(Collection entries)
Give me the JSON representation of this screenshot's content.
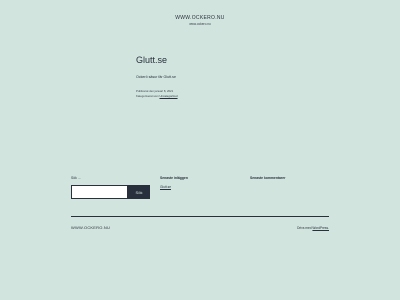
{
  "header": {
    "site_title": "WWW.OCKERO.NU",
    "site_description": "www.ockero.nu"
  },
  "post": {
    "title": "Glutt.se",
    "excerpt": "Ockerö säsur fär Glutt.se",
    "published": "Publicerat den januari 8, 2021",
    "category_prefix": "Kategoriserat som",
    "category": "Uncategorized"
  },
  "widgets": {
    "search": {
      "label": "Sök ...",
      "input_value": "",
      "placeholder": "",
      "button_label": "Sök"
    },
    "recent_posts": {
      "title": "Senaste inläggen",
      "items": [
        "Glutt.se"
      ]
    },
    "recent_comments": {
      "title": "Senaste kommentarer"
    }
  },
  "footer": {
    "site_title": "WWW.OCKERO.NU",
    "powered_prefix": "Drivs med",
    "powered_link": "WordPress."
  },
  "colors": {
    "background": "#d1e4dd",
    "text": "#28303d"
  }
}
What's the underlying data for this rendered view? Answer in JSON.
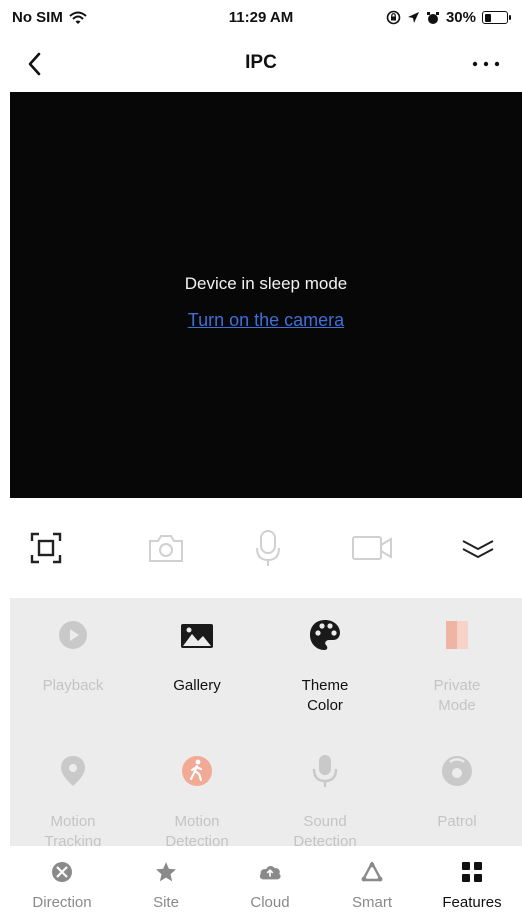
{
  "status_bar": {
    "carrier": "No SIM",
    "time": "11:29 AM",
    "battery_percent": "30%",
    "battery_level": 0.3
  },
  "header": {
    "title": "IPC"
  },
  "video": {
    "message": "Device in sleep mode",
    "action_link": "Turn on the camera"
  },
  "toolbar": {
    "icons": [
      "screen-fit-icon",
      "camera-snapshot-icon",
      "microphone-icon",
      "video-record-icon",
      "collapse-chevron-icon"
    ]
  },
  "features": [
    {
      "label": "Playback",
      "icon": "play-circle-icon",
      "enabled": false
    },
    {
      "label": "Gallery",
      "icon": "gallery-icon",
      "enabled": true
    },
    {
      "label": "Theme\nColor",
      "icon": "palette-icon",
      "enabled": true
    },
    {
      "label": "Private\nMode",
      "icon": "private-mode-icon",
      "enabled": false
    },
    {
      "label": "Motion\nTracking",
      "icon": "location-pin-icon",
      "enabled": false
    },
    {
      "label": "Motion\nDetection",
      "icon": "walking-person-icon",
      "enabled": false
    },
    {
      "label": "Sound\nDetection",
      "icon": "microphone-icon",
      "enabled": false
    },
    {
      "label": "Patrol",
      "icon": "patrol-icon",
      "enabled": false
    }
  ],
  "tabs": [
    {
      "label": "Direction",
      "icon": "direction-icon",
      "active": false
    },
    {
      "label": "Site",
      "icon": "star-icon",
      "active": false
    },
    {
      "label": "Cloud",
      "icon": "cloud-icon",
      "active": false
    },
    {
      "label": "Smart",
      "icon": "smart-icon",
      "active": false
    },
    {
      "label": "Features",
      "icon": "grid-icon",
      "active": true
    }
  ],
  "colors": {
    "link": "#3f6fd8",
    "disabled_icon": "#c9c9c9",
    "motion_detection_accent": "#f2a995",
    "private_mode_accent": "#f0b4a4"
  }
}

● **EXERCISE INSTRUCTIONS**:
Retype everything in the material word for word, minus pictures.

● **OUTPUT FOR THIS EXERCISE**:
Give me the JSON representation of this screenshot's content.
{
  "header": {
    "site_title": "WWW.OCKERO.NU",
    "site_description": "www.ockero.nu"
  },
  "post": {
    "title": "Glutt.se",
    "excerpt": "Ockerö säsur fär Glutt.se",
    "published": "Publicerat den januari 8, 2021",
    "category_prefix": "Kategoriserat som",
    "category": "Uncategorized"
  },
  "widgets": {
    "search": {
      "label": "Sök ...",
      "input_value": "",
      "placeholder": "",
      "button_label": "Sök"
    },
    "recent_posts": {
      "title": "Senaste inläggen",
      "items": [
        "Glutt.se"
      ]
    },
    "recent_comments": {
      "title": "Senaste kommentarer"
    }
  },
  "footer": {
    "site_title": "WWW.OCKERO.NU",
    "powered_prefix": "Drivs med",
    "powered_link": "WordPress."
  },
  "colors": {
    "background": "#d1e4dd",
    "text": "#28303d"
  }
}
What's the underlying data for this rendered view? Answer in JSON.
{
  "status_bar": {
    "carrier": "No SIM",
    "time": "11:29 AM",
    "battery_percent": "30%",
    "battery_level": 0.3
  },
  "header": {
    "title": "IPC"
  },
  "video": {
    "message": "Device in sleep mode",
    "action_link": "Turn on the camera"
  },
  "toolbar": {
    "icons": [
      "screen-fit-icon",
      "camera-snapshot-icon",
      "microphone-icon",
      "video-record-icon",
      "collapse-chevron-icon"
    ]
  },
  "features": [
    {
      "label": "Playback",
      "icon": "play-circle-icon",
      "enabled": false
    },
    {
      "label": "Gallery",
      "icon": "gallery-icon",
      "enabled": true
    },
    {
      "label": "Theme\nColor",
      "icon": "palette-icon",
      "enabled": true
    },
    {
      "label": "Private\nMode",
      "icon": "private-mode-icon",
      "enabled": false
    },
    {
      "label": "Motion\nTracking",
      "icon": "location-pin-icon",
      "enabled": false
    },
    {
      "label": "Motion\nDetection",
      "icon": "walking-person-icon",
      "enabled": false
    },
    {
      "label": "Sound\nDetection",
      "icon": "microphone-icon",
      "enabled": false
    },
    {
      "label": "Patrol",
      "icon": "patrol-icon",
      "enabled": false
    }
  ],
  "tabs": [
    {
      "label": "Direction",
      "icon": "direction-icon",
      "active": false
    },
    {
      "label": "Site",
      "icon": "star-icon",
      "active": false
    },
    {
      "label": "Cloud",
      "icon": "cloud-icon",
      "active": false
    },
    {
      "label": "Smart",
      "icon": "smart-icon",
      "active": false
    },
    {
      "label": "Features",
      "icon": "grid-icon",
      "active": true
    }
  ],
  "colors": {
    "link": "#3f6fd8",
    "disabled_icon": "#c9c9c9",
    "motion_detection_accent": "#f2a995",
    "private_mode_accent": "#f0b4a4"
  }
}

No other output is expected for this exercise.